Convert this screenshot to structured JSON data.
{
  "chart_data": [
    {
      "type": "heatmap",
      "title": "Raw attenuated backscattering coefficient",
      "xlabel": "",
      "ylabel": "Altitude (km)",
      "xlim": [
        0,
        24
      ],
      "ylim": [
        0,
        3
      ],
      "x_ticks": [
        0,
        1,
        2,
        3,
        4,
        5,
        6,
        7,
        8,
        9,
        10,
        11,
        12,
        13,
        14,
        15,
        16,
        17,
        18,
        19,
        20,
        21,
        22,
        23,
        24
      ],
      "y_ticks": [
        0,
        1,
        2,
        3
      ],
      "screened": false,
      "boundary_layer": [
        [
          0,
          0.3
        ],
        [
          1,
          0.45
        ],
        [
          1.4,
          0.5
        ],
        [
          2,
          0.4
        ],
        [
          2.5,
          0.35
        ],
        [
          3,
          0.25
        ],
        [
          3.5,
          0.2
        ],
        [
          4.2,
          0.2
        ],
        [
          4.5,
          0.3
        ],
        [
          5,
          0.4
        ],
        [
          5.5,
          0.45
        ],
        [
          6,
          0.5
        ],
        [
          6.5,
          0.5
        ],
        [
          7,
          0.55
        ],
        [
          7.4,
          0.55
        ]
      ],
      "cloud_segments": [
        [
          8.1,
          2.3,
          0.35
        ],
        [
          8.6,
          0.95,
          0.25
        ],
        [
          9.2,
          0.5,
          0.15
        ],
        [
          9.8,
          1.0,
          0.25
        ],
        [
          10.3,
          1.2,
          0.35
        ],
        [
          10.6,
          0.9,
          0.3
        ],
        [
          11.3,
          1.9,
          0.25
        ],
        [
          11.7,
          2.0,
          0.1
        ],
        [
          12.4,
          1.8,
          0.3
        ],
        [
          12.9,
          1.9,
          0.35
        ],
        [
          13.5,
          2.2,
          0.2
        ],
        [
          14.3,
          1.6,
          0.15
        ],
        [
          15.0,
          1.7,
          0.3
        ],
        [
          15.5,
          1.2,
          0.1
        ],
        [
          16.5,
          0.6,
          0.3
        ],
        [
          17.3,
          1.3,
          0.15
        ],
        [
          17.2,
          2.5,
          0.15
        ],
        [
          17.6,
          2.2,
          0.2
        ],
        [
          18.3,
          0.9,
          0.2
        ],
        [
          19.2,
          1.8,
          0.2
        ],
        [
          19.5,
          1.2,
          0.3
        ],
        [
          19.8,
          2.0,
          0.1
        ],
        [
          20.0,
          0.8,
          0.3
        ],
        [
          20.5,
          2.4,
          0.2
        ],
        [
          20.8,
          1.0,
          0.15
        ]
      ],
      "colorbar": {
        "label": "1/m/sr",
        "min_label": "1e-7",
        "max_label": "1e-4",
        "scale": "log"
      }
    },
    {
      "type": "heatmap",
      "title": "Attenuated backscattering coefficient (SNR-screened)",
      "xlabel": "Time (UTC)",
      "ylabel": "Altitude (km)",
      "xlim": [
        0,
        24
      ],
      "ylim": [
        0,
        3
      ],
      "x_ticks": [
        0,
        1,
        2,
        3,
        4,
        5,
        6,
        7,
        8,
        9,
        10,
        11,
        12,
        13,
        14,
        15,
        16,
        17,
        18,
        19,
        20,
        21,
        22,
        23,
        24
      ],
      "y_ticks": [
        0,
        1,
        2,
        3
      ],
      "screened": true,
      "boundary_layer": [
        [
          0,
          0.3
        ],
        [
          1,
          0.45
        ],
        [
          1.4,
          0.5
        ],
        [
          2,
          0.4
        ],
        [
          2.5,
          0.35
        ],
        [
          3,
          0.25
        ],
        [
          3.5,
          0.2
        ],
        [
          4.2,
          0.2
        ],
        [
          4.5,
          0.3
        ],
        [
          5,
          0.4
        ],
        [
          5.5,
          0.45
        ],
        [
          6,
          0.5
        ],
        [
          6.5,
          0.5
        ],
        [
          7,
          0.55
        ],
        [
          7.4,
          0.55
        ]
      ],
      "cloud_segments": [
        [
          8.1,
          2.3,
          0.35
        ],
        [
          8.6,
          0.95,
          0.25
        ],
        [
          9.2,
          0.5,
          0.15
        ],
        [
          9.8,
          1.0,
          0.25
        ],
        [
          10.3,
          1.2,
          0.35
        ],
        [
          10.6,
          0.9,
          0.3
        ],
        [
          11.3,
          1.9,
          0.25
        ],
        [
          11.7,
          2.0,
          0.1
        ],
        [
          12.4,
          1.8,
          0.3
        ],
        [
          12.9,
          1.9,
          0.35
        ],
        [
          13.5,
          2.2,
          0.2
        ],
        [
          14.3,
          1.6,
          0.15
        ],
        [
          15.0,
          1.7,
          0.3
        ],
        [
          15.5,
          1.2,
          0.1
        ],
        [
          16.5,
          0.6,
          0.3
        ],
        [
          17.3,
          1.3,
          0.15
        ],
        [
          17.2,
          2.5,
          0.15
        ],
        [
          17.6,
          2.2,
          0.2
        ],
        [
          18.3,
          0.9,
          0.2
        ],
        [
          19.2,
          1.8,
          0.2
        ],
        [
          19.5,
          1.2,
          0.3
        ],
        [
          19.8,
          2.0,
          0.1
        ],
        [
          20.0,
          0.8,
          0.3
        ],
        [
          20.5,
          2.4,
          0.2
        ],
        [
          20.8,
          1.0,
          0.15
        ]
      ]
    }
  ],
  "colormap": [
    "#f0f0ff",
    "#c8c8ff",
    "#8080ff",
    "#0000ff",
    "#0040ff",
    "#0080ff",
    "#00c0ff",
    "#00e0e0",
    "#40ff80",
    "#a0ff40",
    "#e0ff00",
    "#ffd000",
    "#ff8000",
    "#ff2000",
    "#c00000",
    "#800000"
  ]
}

PROBLEM DETAILS: Give back all the records exactly as they stand.

THE COMPLETED TASK:
Convert this screenshot to structured JSON data.
{
  "chart_data": [
    {
      "type": "heatmap",
      "title": "Raw attenuated backscattering coefficient",
      "xlabel": "",
      "ylabel": "Altitude (km)",
      "xlim": [
        0,
        24
      ],
      "ylim": [
        0,
        3
      ],
      "x_ticks": [
        0,
        1,
        2,
        3,
        4,
        5,
        6,
        7,
        8,
        9,
        10,
        11,
        12,
        13,
        14,
        15,
        16,
        17,
        18,
        19,
        20,
        21,
        22,
        23,
        24
      ],
      "y_ticks": [
        0,
        1,
        2,
        3
      ],
      "screened": false,
      "boundary_layer": [
        [
          0,
          0.3
        ],
        [
          1,
          0.45
        ],
        [
          1.4,
          0.5
        ],
        [
          2,
          0.4
        ],
        [
          2.5,
          0.35
        ],
        [
          3,
          0.25
        ],
        [
          3.5,
          0.2
        ],
        [
          4.2,
          0.2
        ],
        [
          4.5,
          0.3
        ],
        [
          5,
          0.4
        ],
        [
          5.5,
          0.45
        ],
        [
          6,
          0.5
        ],
        [
          6.5,
          0.5
        ],
        [
          7,
          0.55
        ],
        [
          7.4,
          0.55
        ]
      ],
      "cloud_segments": [
        [
          8.1,
          2.3,
          0.35
        ],
        [
          8.6,
          0.95,
          0.25
        ],
        [
          9.2,
          0.5,
          0.15
        ],
        [
          9.8,
          1.0,
          0.25
        ],
        [
          10.3,
          1.2,
          0.35
        ],
        [
          10.6,
          0.9,
          0.3
        ],
        [
          11.3,
          1.9,
          0.25
        ],
        [
          11.7,
          2.0,
          0.1
        ],
        [
          12.4,
          1.8,
          0.3
        ],
        [
          12.9,
          1.9,
          0.35
        ],
        [
          13.5,
          2.2,
          0.2
        ],
        [
          14.3,
          1.6,
          0.15
        ],
        [
          15.0,
          1.7,
          0.3
        ],
        [
          15.5,
          1.2,
          0.1
        ],
        [
          16.5,
          0.6,
          0.3
        ],
        [
          17.3,
          1.3,
          0.15
        ],
        [
          17.2,
          2.5,
          0.15
        ],
        [
          17.6,
          2.2,
          0.2
        ],
        [
          18.3,
          0.9,
          0.2
        ],
        [
          19.2,
          1.8,
          0.2
        ],
        [
          19.5,
          1.2,
          0.3
        ],
        [
          19.8,
          2.0,
          0.1
        ],
        [
          20.0,
          0.8,
          0.3
        ],
        [
          20.5,
          2.4,
          0.2
        ],
        [
          20.8,
          1.0,
          0.15
        ]
      ],
      "colorbar": {
        "label": "1/m/sr",
        "min_label": "1e-7",
        "max_label": "1e-4",
        "scale": "log"
      }
    },
    {
      "type": "heatmap",
      "title": "Attenuated backscattering coefficient (SNR-screened)",
      "xlabel": "Time (UTC)",
      "ylabel": "Altitude (km)",
      "xlim": [
        0,
        24
      ],
      "ylim": [
        0,
        3
      ],
      "x_ticks": [
        0,
        1,
        2,
        3,
        4,
        5,
        6,
        7,
        8,
        9,
        10,
        11,
        12,
        13,
        14,
        15,
        16,
        17,
        18,
        19,
        20,
        21,
        22,
        23,
        24
      ],
      "y_ticks": [
        0,
        1,
        2,
        3
      ],
      "screened": true,
      "boundary_layer": [
        [
          0,
          0.3
        ],
        [
          1,
          0.45
        ],
        [
          1.4,
          0.5
        ],
        [
          2,
          0.4
        ],
        [
          2.5,
          0.35
        ],
        [
          3,
          0.25
        ],
        [
          3.5,
          0.2
        ],
        [
          4.2,
          0.2
        ],
        [
          4.5,
          0.3
        ],
        [
          5,
          0.4
        ],
        [
          5.5,
          0.45
        ],
        [
          6,
          0.5
        ],
        [
          6.5,
          0.5
        ],
        [
          7,
          0.55
        ],
        [
          7.4,
          0.55
        ]
      ],
      "cloud_segments": [
        [
          8.1,
          2.3,
          0.35
        ],
        [
          8.6,
          0.95,
          0.25
        ],
        [
          9.2,
          0.5,
          0.15
        ],
        [
          9.8,
          1.0,
          0.25
        ],
        [
          10.3,
          1.2,
          0.35
        ],
        [
          10.6,
          0.9,
          0.3
        ],
        [
          11.3,
          1.9,
          0.25
        ],
        [
          11.7,
          2.0,
          0.1
        ],
        [
          12.4,
          1.8,
          0.3
        ],
        [
          12.9,
          1.9,
          0.35
        ],
        [
          13.5,
          2.2,
          0.2
        ],
        [
          14.3,
          1.6,
          0.15
        ],
        [
          15.0,
          1.7,
          0.3
        ],
        [
          15.5,
          1.2,
          0.1
        ],
        [
          16.5,
          0.6,
          0.3
        ],
        [
          17.3,
          1.3,
          0.15
        ],
        [
          17.2,
          2.5,
          0.15
        ],
        [
          17.6,
          2.2,
          0.2
        ],
        [
          18.3,
          0.9,
          0.2
        ],
        [
          19.2,
          1.8,
          0.2
        ],
        [
          19.5,
          1.2,
          0.3
        ],
        [
          19.8,
          2.0,
          0.1
        ],
        [
          20.0,
          0.8,
          0.3
        ],
        [
          20.5,
          2.4,
          0.2
        ],
        [
          20.8,
          1.0,
          0.15
        ]
      ]
    }
  ],
  "colormap": [
    "#f0f0ff",
    "#c8c8ff",
    "#8080ff",
    "#0000ff",
    "#0040ff",
    "#0080ff",
    "#00c0ff",
    "#00e0e0",
    "#40ff80",
    "#a0ff40",
    "#e0ff00",
    "#ffd000",
    "#ff8000",
    "#ff2000",
    "#c00000",
    "#800000"
  ]
}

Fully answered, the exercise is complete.